• _WHAT THE TASK REQUIRES_
Copy out each line of the material in which the word "color" appears.

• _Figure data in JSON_

Begin

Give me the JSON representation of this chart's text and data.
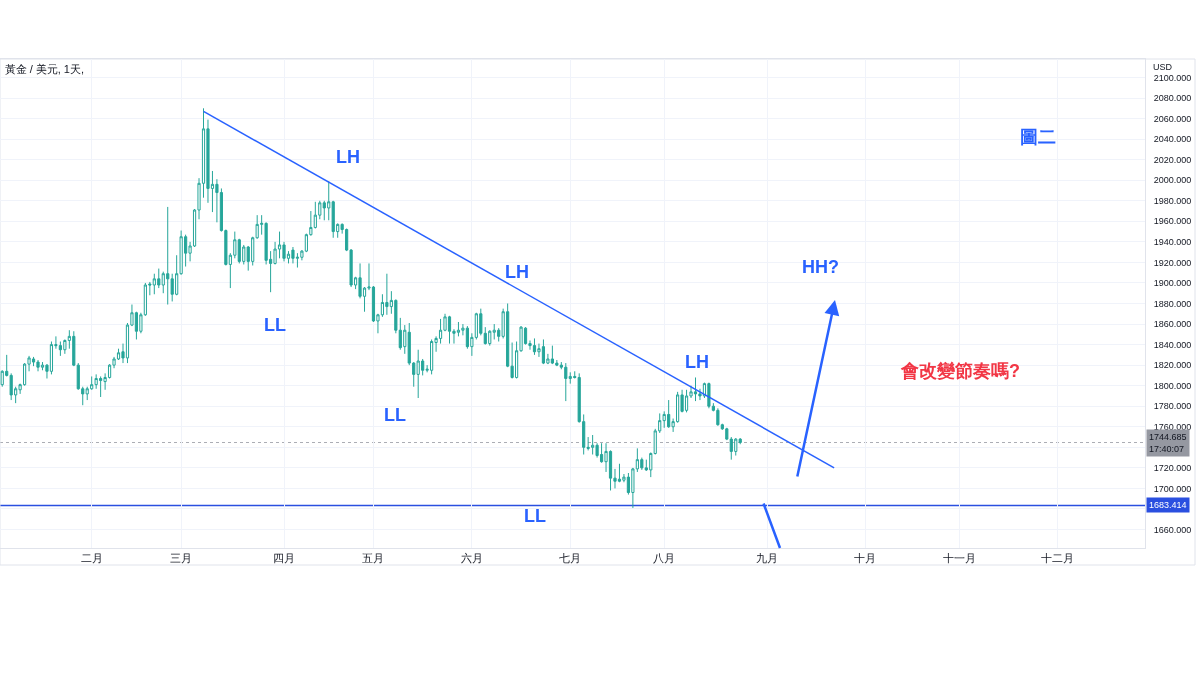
{
  "chart_data": {
    "type": "candlestick",
    "title": "黃金 / 美元, 1天,",
    "ylabel": "USD",
    "color": "#26a69a",
    "categories": [
      null,
      null,
      null,
      null,
      null,
      null,
      null,
      null,
      null,
      null,
      null,
      null,
      null,
      null,
      null,
      null,
      null,
      null,
      null,
      null,
      "二月",
      null,
      null,
      null,
      null,
      null,
      null,
      null,
      null,
      null,
      null,
      null,
      null,
      null,
      null,
      null,
      null,
      null,
      null,
      null,
      "三月",
      null,
      null,
      null,
      null,
      null,
      null,
      null,
      null,
      null,
      null,
      null,
      null,
      null,
      null,
      null,
      null,
      null,
      null,
      null,
      null,
      null,
      null,
      "四月",
      null,
      null,
      null,
      null,
      null,
      null,
      null,
      null,
      null,
      null,
      null,
      null,
      null,
      null,
      null,
      null,
      null,
      null,
      null,
      "五月",
      null,
      null,
      null,
      null,
      null,
      null,
      null,
      null,
      null,
      null,
      null,
      null,
      null,
      null,
      null,
      null,
      null,
      null,
      null,
      null,
      null,
      "六月",
      null,
      null,
      null,
      null,
      null,
      null,
      null,
      null,
      null,
      null,
      null,
      null,
      null,
      null,
      null,
      null,
      null,
      null,
      null,
      null,
      null,
      "七月",
      null,
      null,
      null,
      null,
      null,
      null,
      null,
      null,
      null,
      null,
      null,
      null,
      null,
      null,
      null,
      null,
      null,
      null,
      null,
      null,
      "八月",
      null,
      null,
      null,
      null,
      null,
      null,
      null,
      null,
      null,
      null,
      null,
      null,
      null,
      null,
      null,
      null,
      null,
      null,
      null,
      null,
      null,
      null,
      "九月",
      null,
      null,
      null,
      null,
      null,
      null,
      null,
      null,
      null,
      null,
      null,
      null,
      null,
      null,
      null,
      null,
      null,
      null,
      null,
      null,
      null,
      "十月",
      null,
      null,
      null,
      null,
      null,
      null,
      null,
      null,
      null,
      null,
      null,
      null,
      null,
      null,
      null,
      null,
      null,
      null,
      null,
      null,
      "十一月",
      null,
      null,
      null,
      null,
      null,
      null,
      null,
      null,
      null,
      null,
      null,
      null,
      null,
      null,
      null,
      null,
      null,
      null,
      null,
      null,
      null,
      "十二月",
      null,
      null,
      null,
      null,
      null,
      null,
      null,
      null,
      null,
      null,
      null,
      null,
      null,
      null,
      null,
      null,
      null,
      null,
      null
    ],
    "ohlc": [
      [
        1801,
        1815,
        1799,
        1814
      ],
      [
        1814,
        1830,
        1809,
        1810
      ],
      [
        1810,
        1812,
        1786,
        1791
      ],
      [
        1791,
        1799,
        1783,
        1797
      ],
      [
        1796,
        1802,
        1792,
        1801
      ],
      [
        1801,
        1822,
        1800,
        1821
      ],
      [
        1821,
        1829,
        1814,
        1827
      ],
      [
        1826,
        1828,
        1819,
        1823
      ],
      [
        1823,
        1825,
        1814,
        1818
      ],
      [
        1818,
        1823,
        1815,
        1820
      ],
      [
        1820,
        1821,
        1807,
        1814
      ],
      [
        1814,
        1843,
        1811,
        1840
      ],
      [
        1840,
        1848,
        1836,
        1839
      ],
      [
        1839,
        1843,
        1829,
        1835
      ],
      [
        1835,
        1845,
        1831,
        1844
      ],
      [
        1844,
        1854,
        1836,
        1848
      ],
      [
        1848,
        1853,
        1819,
        1820
      ],
      [
        1820,
        1822,
        1796,
        1797
      ],
      [
        1797,
        1799,
        1781,
        1792
      ],
      [
        1792,
        1799,
        1786,
        1797
      ],
      [
        1797,
        1809,
        1796,
        1801
      ],
      [
        1801,
        1811,
        1797,
        1807
      ],
      [
        1807,
        1809,
        1789,
        1805
      ],
      [
        1804,
        1812,
        1796,
        1808
      ],
      [
        1808,
        1821,
        1807,
        1820
      ],
      [
        1820,
        1828,
        1817,
        1826
      ],
      [
        1826,
        1836,
        1825,
        1832
      ],
      [
        1833,
        1841,
        1822,
        1827
      ],
      [
        1827,
        1861,
        1822,
        1859
      ],
      [
        1859,
        1879,
        1858,
        1871
      ],
      [
        1871,
        1872,
        1845,
        1853
      ],
      [
        1853,
        1871,
        1851,
        1869
      ],
      [
        1869,
        1900,
        1868,
        1898
      ],
      [
        1899,
        1901,
        1888,
        1898
      ],
      [
        1898,
        1909,
        1889,
        1904
      ],
      [
        1904,
        1914,
        1895,
        1898
      ],
      [
        1898,
        1911,
        1890,
        1909
      ],
      [
        1909,
        1974,
        1879,
        1904
      ],
      [
        1904,
        1909,
        1882,
        1889
      ],
      [
        1889,
        1927,
        1888,
        1909
      ],
      [
        1909,
        1951,
        1908,
        1945
      ],
      [
        1945,
        1947,
        1916,
        1929
      ],
      [
        1929,
        1940,
        1921,
        1936
      ],
      [
        1936,
        1972,
        1935,
        1971
      ],
      [
        1971,
        2002,
        1962,
        1997
      ],
      [
        1997,
        2070,
        1983,
        2050
      ],
      [
        2050,
        2059,
        1978,
        1992
      ],
      [
        1992,
        2009,
        1969,
        1996
      ],
      [
        1996,
        2001,
        1959,
        1988
      ],
      [
        1988,
        1992,
        1950,
        1951
      ],
      [
        1951,
        1952,
        1917,
        1918
      ],
      [
        1918,
        1929,
        1895,
        1927
      ],
      [
        1927,
        1950,
        1924,
        1942
      ],
      [
        1942,
        1943,
        1919,
        1921
      ],
      [
        1921,
        1937,
        1918,
        1935
      ],
      [
        1935,
        1936,
        1912,
        1921
      ],
      [
        1921,
        1945,
        1917,
        1944
      ],
      [
        1944,
        1966,
        1943,
        1957
      ],
      [
        1957,
        1966,
        1947,
        1958
      ],
      [
        1958,
        1959,
        1918,
        1922
      ],
      [
        1923,
        1931,
        1891,
        1919
      ],
      [
        1919,
        1940,
        1918,
        1933
      ],
      [
        1933,
        1950,
        1924,
        1937
      ],
      [
        1937,
        1940,
        1921,
        1924
      ],
      [
        1924,
        1931,
        1919,
        1928
      ],
      [
        1932,
        1935,
        1919,
        1924
      ],
      [
        1924,
        1929,
        1915,
        1925
      ],
      [
        1925,
        1932,
        1922,
        1931
      ],
      [
        1931,
        1948,
        1930,
        1947
      ],
      [
        1947,
        1970,
        1946,
        1954
      ],
      [
        1954,
        1979,
        1953,
        1966
      ],
      [
        1966,
        1980,
        1962,
        1978
      ],
      [
        1978,
        1980,
        1961,
        1973
      ],
      [
        1973,
        1999,
        1961,
        1979
      ],
      [
        1979,
        1980,
        1944,
        1950
      ],
      [
        1950,
        1958,
        1944,
        1957
      ],
      [
        1957,
        1958,
        1948,
        1952
      ],
      [
        1952,
        1953,
        1931,
        1932
      ],
      [
        1932,
        1933,
        1896,
        1898
      ],
      [
        1898,
        1906,
        1894,
        1905
      ],
      [
        1905,
        1919,
        1885,
        1887
      ],
      [
        1887,
        1896,
        1872,
        1895
      ],
      [
        1895,
        1919,
        1893,
        1896
      ],
      [
        1896,
        1897,
        1862,
        1863
      ],
      [
        1863,
        1870,
        1851,
        1869
      ],
      [
        1869,
        1889,
        1867,
        1881
      ],
      [
        1881,
        1909,
        1869,
        1877
      ],
      [
        1877,
        1892,
        1870,
        1883
      ],
      [
        1883,
        1884,
        1851,
        1854
      ],
      [
        1854,
        1866,
        1835,
        1837
      ],
      [
        1838,
        1859,
        1831,
        1854
      ],
      [
        1852,
        1861,
        1820,
        1822
      ],
      [
        1822,
        1823,
        1799,
        1811
      ],
      [
        1811,
        1835,
        1788,
        1824
      ],
      [
        1824,
        1826,
        1810,
        1815
      ],
      [
        1815,
        1820,
        1813,
        1816
      ],
      [
        1815,
        1845,
        1811,
        1843
      ],
      [
        1842,
        1848,
        1833,
        1846
      ],
      [
        1846,
        1865,
        1841,
        1854
      ],
      [
        1854,
        1870,
        1853,
        1867
      ],
      [
        1867,
        1868,
        1841,
        1853
      ],
      [
        1853,
        1855,
        1841,
        1851
      ],
      [
        1852,
        1862,
        1848,
        1854
      ],
      [
        1854,
        1860,
        1849,
        1856
      ],
      [
        1856,
        1858,
        1836,
        1838
      ],
      [
        1838,
        1851,
        1829,
        1847
      ],
      [
        1847,
        1871,
        1845,
        1870
      ],
      [
        1870,
        1875,
        1849,
        1851
      ],
      [
        1851,
        1857,
        1840,
        1841
      ],
      [
        1841,
        1854,
        1839,
        1853
      ],
      [
        1852,
        1860,
        1845,
        1854
      ],
      [
        1854,
        1856,
        1843,
        1848
      ],
      [
        1848,
        1875,
        1846,
        1872
      ],
      [
        1872,
        1880,
        1818,
        1819
      ],
      [
        1819,
        1842,
        1807,
        1808
      ],
      [
        1808,
        1843,
        1807,
        1834
      ],
      [
        1834,
        1858,
        1833,
        1857
      ],
      [
        1856,
        1857,
        1840,
        1841
      ],
      [
        1841,
        1844,
        1835,
        1839
      ],
      [
        1839,
        1846,
        1830,
        1833
      ],
      [
        1833,
        1841,
        1828,
        1836
      ],
      [
        1838,
        1845,
        1821,
        1822
      ],
      [
        1822,
        1831,
        1821,
        1826
      ],
      [
        1826,
        1839,
        1821,
        1822
      ],
      [
        1822,
        1825,
        1819,
        1820
      ],
      [
        1820,
        1823,
        1816,
        1818
      ],
      [
        1818,
        1822,
        1785,
        1807
      ],
      [
        1807,
        1813,
        1802,
        1809
      ],
      [
        1809,
        1814,
        1807,
        1808
      ],
      [
        1808,
        1812,
        1764,
        1765
      ],
      [
        1765,
        1772,
        1733,
        1740
      ],
      [
        1740,
        1750,
        1737,
        1739
      ],
      [
        1740,
        1752,
        1733,
        1742
      ],
      [
        1742,
        1744,
        1730,
        1732
      ],
      [
        1733,
        1744,
        1725,
        1726
      ],
      [
        1726,
        1744,
        1716,
        1736
      ],
      [
        1736,
        1737,
        1698,
        1710
      ],
      [
        1710,
        1719,
        1700,
        1707
      ],
      [
        1709,
        1724,
        1706,
        1707
      ],
      [
        1708,
        1714,
        1706,
        1711
      ],
      [
        1711,
        1715,
        1694,
        1696
      ],
      [
        1696,
        1720,
        1681,
        1719
      ],
      [
        1719,
        1739,
        1716,
        1728
      ],
      [
        1728,
        1730,
        1718,
        1720
      ],
      [
        1720,
        1728,
        1717,
        1718
      ],
      [
        1718,
        1735,
        1711,
        1734
      ],
      [
        1734,
        1758,
        1733,
        1756
      ],
      [
        1756,
        1773,
        1754,
        1766
      ],
      [
        1766,
        1775,
        1759,
        1772
      ],
      [
        1772,
        1786,
        1759,
        1760
      ],
      [
        1760,
        1768,
        1755,
        1765
      ],
      [
        1765,
        1794,
        1764,
        1791
      ],
      [
        1791,
        1796,
        1774,
        1775
      ],
      [
        1776,
        1796,
        1774,
        1790
      ],
      [
        1790,
        1800,
        1788,
        1794
      ],
      [
        1794,
        1808,
        1785,
        1792
      ],
      [
        1792,
        1797,
        1786,
        1790
      ],
      [
        1790,
        1803,
        1788,
        1802
      ],
      [
        1802,
        1803,
        1778,
        1780
      ],
      [
        1780,
        1783,
        1775,
        1776
      ],
      [
        1776,
        1778,
        1761,
        1762
      ],
      [
        1762,
        1763,
        1757,
        1758
      ],
      [
        1758,
        1759,
        1747,
        1748
      ],
      [
        1748,
        1750,
        1728,
        1736
      ],
      [
        1736,
        1749,
        1732,
        1748
      ],
      [
        1748,
        1749,
        1743,
        1744.685
      ],
      null,
      null,
      null,
      null,
      null,
      null,
      null,
      null,
      null,
      null,
      null,
      null,
      null,
      null,
      null,
      null,
      null,
      null,
      null,
      null,
      null,
      null,
      null,
      null,
      null,
      null,
      null,
      null,
      null,
      null,
      null,
      null,
      null,
      null,
      null,
      null,
      null,
      null,
      null,
      null,
      null,
      null,
      null,
      null,
      null,
      null,
      null,
      null,
      null,
      null,
      null,
      null,
      null,
      null,
      null,
      null,
      null,
      null,
      null,
      null,
      null,
      null,
      null,
      null,
      null,
      null,
      null,
      null,
      null,
      null,
      null,
      null,
      null,
      null,
      null,
      null,
      null,
      null,
      null,
      null,
      null,
      null,
      null,
      null,
      null,
      null,
      null,
      null,
      null,
      null
    ],
    "series": [
      {
        "type": "line",
        "color": "#2962ff",
        "values": [
          null,
          null,
          null,
          null,
          null,
          null,
          null,
          null,
          null,
          null,
          null,
          null,
          null,
          null,
          null,
          null,
          null,
          null,
          null,
          null,
          null,
          null,
          null,
          null,
          null,
          null,
          null,
          null,
          null,
          null,
          null,
          null,
          null,
          null,
          null,
          null,
          null,
          null,
          null,
          null,
          null,
          null,
          null,
          null,
          null,
          2067,
          null,
          null,
          null,
          null,
          null,
          null,
          null,
          null,
          null,
          null,
          null,
          null,
          null,
          null,
          null,
          null,
          null,
          null,
          null,
          null,
          null,
          null,
          null,
          null,
          null,
          null,
          null,
          null,
          null,
          null,
          null,
          null,
          null,
          null,
          null,
          null,
          null,
          null,
          null,
          null,
          null,
          null,
          null,
          null,
          null,
          null,
          null,
          null,
          null,
          null,
          null,
          null,
          null,
          null,
          null,
          null,
          null,
          null,
          null,
          null,
          null,
          null,
          null,
          null,
          null,
          null,
          null,
          null,
          null,
          null,
          null,
          null,
          null,
          null,
          null,
          null,
          null,
          null,
          null,
          null,
          null,
          null,
          null,
          null,
          null,
          null,
          null,
          null,
          null,
          null,
          null,
          null,
          null,
          null,
          null,
          null,
          null,
          null,
          null,
          null,
          null,
          null,
          null,
          null,
          null,
          null,
          null,
          null,
          null,
          null,
          null,
          null,
          null,
          null,
          null,
          null,
          null,
          null,
          null,
          null,
          null,
          null,
          null,
          null,
          null,
          null,
          null,
          null,
          null,
          null,
          null,
          null,
          null,
          null,
          null,
          null,
          null,
          null,
          null,
          null,
          1720,
          null,
          null,
          null,
          null,
          null,
          null,
          null,
          null,
          null,
          null,
          null,
          null,
          null,
          null,
          null,
          null,
          null,
          null,
          null,
          null,
          null,
          null,
          null,
          null,
          null,
          null,
          null,
          null,
          null,
          null,
          null,
          null,
          null,
          null,
          null,
          null,
          null,
          null,
          null,
          null,
          null,
          null,
          null,
          null,
          null,
          null,
          null,
          null,
          null,
          null,
          null,
          null,
          null,
          null,
          null,
          null,
          null,
          null,
          null,
          null,
          null,
          null,
          null,
          null,
          null,
          null,
          null,
          null,
          null
        ]
      }
    ],
    "ylim": [
      1642,
      2118
    ],
    "yticks": [
      {
        "value": 1660,
        "label": "1660.000"
      },
      {
        "value": 1680,
        "label": null
      },
      {
        "value": 1700,
        "label": "1700.000"
      },
      {
        "value": 1720,
        "label": "1720.000"
      },
      {
        "value": 1740,
        "label": null
      },
      {
        "value": 1760,
        "label": "1760.000"
      },
      {
        "value": 1780,
        "label": "1780.000"
      },
      {
        "value": 1800,
        "label": "1800.000"
      },
      {
        "value": 1820,
        "label": "1820.000"
      },
      {
        "value": 1840,
        "label": "1840.000"
      },
      {
        "value": 1860,
        "label": "1860.000"
      },
      {
        "value": 1880,
        "label": "1880.000"
      },
      {
        "value": 1900,
        "label": "1900.000"
      },
      {
        "value": 1920,
        "label": "1920.000"
      },
      {
        "value": 1940,
        "label": "1940.000"
      },
      {
        "value": 1960,
        "label": "1960.000"
      },
      {
        "value": 1980,
        "label": "1980.000"
      },
      {
        "value": 2000,
        "label": "2000.000"
      },
      {
        "value": 2020,
        "label": "2020.000"
      },
      {
        "value": 2040,
        "label": "2040.000"
      },
      {
        "value": 2060,
        "label": "2060.000"
      },
      {
        "value": 2080,
        "label": "2080.000"
      },
      {
        "value": 2100,
        "label": "2100.000"
      }
    ],
    "grid": true,
    "ref_lines": [
      {
        "axis": "y",
        "value": 1744.685,
        "label": "1744.685\n17:40:07",
        "color": "#9598a1",
        "line_style": "dotted"
      },
      {
        "axis": "y",
        "value": 1683.414,
        "label": "1683.414",
        "color": "#2a4fe0",
        "line_style": "solid"
      }
    ],
    "annotations": [
      "LH",
      "LL",
      "LH",
      "LL",
      "LH",
      "LL",
      "HH?",
      "會改變節奏嗎?",
      "圖二"
    ]
  }
}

End

• _PROBLEM SOLUTION_
    "color": "#26a69a",
        "color": "#2962ff",
        "color": "#9598a1",
        "color": "#2a4fe0",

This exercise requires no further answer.